**Working data:**
***
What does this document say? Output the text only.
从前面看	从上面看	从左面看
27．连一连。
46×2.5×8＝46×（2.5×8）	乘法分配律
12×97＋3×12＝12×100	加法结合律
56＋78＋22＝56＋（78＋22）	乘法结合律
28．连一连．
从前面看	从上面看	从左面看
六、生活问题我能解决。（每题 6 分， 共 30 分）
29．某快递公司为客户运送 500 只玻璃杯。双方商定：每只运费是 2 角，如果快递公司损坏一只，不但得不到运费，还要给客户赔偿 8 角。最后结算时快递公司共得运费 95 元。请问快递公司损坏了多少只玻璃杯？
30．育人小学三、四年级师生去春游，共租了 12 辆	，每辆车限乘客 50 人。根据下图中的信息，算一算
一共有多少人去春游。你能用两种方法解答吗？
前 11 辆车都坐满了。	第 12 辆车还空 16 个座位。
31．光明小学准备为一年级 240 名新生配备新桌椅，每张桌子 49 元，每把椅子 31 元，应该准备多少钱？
***
**Short exercise:**
Return every record above exactly as it appears.

**Response to this task:**
What does this document say? Output the text only.
从前面看	从上面看	从左面看
27．连一连。
46×2.5×8＝46×（2.5×8）	乘法分配律
12×97＋3×12＝12×100	加法结合律
56＋78＋22＝56＋（78＋22）	乘法结合律
28．连一连．
从前面看	从上面看	从左面看
六、生活问题我能解决。（每题 6 分， 共 30 分）
29．某快递公司为客户运送 500 只玻璃杯。双方商定：每只运费是 2 角，如果快递公司损坏一只，不但得不到运费，还要给客户赔偿 8 角。最后结算时快递公司共得运费 95 元。请问快递公司损坏了多少只玻璃杯？
30．育人小学三、四年级师生去春游，共租了 12 辆	，每辆车限乘客 50 人。根据下图中的信息，算一算
一共有多少人去春游。你能用两种方法解答吗？
前 11 辆车都坐满了。	第 12 辆车还空 16 个座位。
31．光明小学准备为一年级 240 名新生配备新桌椅，每张桌子 49 元，每把椅子 31 元，应该准备多少钱？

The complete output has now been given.